** Begin DATA FOR PROCESSING **

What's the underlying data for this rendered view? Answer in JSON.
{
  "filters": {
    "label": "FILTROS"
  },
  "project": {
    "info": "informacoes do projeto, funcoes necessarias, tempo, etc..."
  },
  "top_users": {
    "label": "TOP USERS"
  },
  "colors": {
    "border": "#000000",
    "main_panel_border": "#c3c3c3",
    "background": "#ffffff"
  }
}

** End DATA FOR PROCESSING **

WHAT THE EXERCISE ASKS:
From the first line to the last, retype the data exactly.

CORRECT OUTPUT:
What's the underlying data for this rendered view? Answer in JSON.
{
  "filters": {
    "label": "FILTROS"
  },
  "project": {
    "info": "informacoes do projeto, funcoes necessarias, tempo, etc..."
  },
  "top_users": {
    "label": "TOP USERS"
  },
  "colors": {
    "border": "#000000",
    "main_panel_border": "#c3c3c3",
    "background": "#ffffff"
  }
}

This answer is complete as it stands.